▸ Problem to solve
Extract each line bearing the word "Germany".

▸ Recorded data
▶

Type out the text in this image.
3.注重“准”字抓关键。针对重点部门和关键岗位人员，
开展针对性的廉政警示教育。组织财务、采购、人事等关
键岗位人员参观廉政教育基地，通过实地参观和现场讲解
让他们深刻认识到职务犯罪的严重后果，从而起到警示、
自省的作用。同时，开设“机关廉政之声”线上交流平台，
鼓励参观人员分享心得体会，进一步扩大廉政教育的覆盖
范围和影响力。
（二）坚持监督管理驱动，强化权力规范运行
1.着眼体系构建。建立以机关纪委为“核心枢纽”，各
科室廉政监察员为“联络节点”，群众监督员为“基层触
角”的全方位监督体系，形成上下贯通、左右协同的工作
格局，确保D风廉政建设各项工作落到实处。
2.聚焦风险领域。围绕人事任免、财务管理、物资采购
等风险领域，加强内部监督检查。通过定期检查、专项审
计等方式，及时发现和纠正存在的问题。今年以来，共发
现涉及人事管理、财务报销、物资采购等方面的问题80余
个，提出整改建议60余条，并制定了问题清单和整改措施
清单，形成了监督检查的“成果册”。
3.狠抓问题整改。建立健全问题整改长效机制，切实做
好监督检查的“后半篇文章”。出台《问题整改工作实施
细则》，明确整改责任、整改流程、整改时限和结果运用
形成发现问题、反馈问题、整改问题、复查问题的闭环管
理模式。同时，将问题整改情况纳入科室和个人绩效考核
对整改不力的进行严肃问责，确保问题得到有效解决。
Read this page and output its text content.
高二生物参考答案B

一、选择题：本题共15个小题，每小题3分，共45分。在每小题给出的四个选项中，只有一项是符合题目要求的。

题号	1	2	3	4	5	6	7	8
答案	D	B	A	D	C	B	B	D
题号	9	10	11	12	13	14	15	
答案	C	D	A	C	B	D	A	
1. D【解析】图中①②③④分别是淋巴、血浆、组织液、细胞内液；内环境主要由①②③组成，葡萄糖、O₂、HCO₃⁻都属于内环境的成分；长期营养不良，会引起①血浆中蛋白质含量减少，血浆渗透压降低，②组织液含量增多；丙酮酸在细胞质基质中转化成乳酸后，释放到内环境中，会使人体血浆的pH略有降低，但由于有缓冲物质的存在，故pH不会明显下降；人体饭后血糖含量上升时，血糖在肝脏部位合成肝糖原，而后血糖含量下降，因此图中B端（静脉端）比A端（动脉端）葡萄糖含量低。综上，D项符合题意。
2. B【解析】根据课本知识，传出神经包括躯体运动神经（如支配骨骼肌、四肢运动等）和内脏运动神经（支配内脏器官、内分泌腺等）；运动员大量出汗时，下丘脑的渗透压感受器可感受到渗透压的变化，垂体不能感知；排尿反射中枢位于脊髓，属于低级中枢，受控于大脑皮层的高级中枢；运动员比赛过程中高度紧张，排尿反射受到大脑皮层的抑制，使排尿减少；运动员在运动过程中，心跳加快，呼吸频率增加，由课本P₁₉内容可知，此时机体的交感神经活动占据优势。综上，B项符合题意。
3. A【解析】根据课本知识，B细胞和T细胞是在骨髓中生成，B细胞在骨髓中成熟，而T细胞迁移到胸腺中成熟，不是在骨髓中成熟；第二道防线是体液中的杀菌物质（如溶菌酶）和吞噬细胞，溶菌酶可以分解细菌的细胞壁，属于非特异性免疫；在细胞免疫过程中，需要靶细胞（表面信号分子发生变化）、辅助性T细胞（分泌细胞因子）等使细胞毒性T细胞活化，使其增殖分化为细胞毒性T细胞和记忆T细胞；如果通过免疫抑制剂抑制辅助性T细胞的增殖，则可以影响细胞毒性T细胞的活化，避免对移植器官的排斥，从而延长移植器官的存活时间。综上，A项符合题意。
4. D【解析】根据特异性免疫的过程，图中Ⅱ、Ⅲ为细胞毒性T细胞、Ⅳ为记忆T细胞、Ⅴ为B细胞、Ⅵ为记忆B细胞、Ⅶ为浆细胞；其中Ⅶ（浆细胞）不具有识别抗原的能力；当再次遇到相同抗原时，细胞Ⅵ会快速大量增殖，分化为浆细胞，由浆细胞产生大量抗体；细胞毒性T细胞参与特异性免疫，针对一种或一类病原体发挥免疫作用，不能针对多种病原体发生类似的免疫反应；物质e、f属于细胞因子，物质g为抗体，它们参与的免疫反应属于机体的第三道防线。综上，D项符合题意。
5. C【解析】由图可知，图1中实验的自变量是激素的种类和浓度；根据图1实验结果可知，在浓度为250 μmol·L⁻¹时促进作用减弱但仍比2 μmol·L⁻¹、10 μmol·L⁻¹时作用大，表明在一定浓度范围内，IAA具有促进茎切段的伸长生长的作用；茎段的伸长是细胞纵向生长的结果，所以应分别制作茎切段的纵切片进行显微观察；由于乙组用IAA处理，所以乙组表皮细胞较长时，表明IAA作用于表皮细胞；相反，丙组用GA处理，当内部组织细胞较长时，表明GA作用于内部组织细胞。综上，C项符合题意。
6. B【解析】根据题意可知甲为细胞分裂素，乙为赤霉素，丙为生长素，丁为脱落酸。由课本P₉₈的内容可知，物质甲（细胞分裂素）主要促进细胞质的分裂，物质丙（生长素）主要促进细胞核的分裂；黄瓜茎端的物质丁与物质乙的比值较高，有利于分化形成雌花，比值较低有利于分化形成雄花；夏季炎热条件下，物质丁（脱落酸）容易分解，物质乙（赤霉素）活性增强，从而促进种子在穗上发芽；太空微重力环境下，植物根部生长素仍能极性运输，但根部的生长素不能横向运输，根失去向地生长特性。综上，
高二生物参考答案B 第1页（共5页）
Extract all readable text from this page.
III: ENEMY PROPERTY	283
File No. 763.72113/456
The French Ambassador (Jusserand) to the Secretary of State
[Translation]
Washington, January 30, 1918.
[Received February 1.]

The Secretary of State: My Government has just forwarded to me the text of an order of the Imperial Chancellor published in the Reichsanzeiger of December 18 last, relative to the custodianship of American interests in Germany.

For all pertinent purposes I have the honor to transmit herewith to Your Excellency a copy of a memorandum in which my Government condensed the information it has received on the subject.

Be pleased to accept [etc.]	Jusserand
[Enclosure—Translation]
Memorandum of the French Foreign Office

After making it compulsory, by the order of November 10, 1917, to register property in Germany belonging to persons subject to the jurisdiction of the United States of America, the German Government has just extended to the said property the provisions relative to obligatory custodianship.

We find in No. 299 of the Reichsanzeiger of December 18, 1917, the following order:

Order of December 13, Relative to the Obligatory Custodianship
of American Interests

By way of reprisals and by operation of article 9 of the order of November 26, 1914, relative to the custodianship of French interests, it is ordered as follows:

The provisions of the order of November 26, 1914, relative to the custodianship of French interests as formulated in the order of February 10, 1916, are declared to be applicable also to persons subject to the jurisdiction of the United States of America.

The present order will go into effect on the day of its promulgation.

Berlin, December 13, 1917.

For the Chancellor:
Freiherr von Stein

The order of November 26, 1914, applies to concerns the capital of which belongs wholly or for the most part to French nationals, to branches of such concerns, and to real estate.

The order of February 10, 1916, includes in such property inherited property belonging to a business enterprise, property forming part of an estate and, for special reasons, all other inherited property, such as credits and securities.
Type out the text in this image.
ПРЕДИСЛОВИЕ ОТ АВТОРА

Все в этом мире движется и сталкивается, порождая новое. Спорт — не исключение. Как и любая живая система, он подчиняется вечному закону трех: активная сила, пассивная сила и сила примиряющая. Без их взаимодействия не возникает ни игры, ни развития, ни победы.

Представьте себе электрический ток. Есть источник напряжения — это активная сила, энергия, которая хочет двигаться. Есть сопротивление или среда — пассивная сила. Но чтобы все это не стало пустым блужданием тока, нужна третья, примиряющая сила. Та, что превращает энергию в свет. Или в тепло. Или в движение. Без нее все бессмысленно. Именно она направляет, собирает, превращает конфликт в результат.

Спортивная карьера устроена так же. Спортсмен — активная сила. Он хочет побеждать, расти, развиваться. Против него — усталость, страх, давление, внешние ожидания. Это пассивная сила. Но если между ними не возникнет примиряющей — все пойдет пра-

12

◀

▸ Completed task
The Secretary of State: My Government has just forwarded to me the text of an order of the Imperial Chancellor published in the Reichsanzeiger of December 18 last, relative to the custodianship of American interests in Germany.
After making it compulsory, by the order of November 10, 1917, to register property in Germany belonging to persons subject to the jurisdiction of the United States of America, the German Government has just extended to the said property the provisions relative to obligatory custodianship.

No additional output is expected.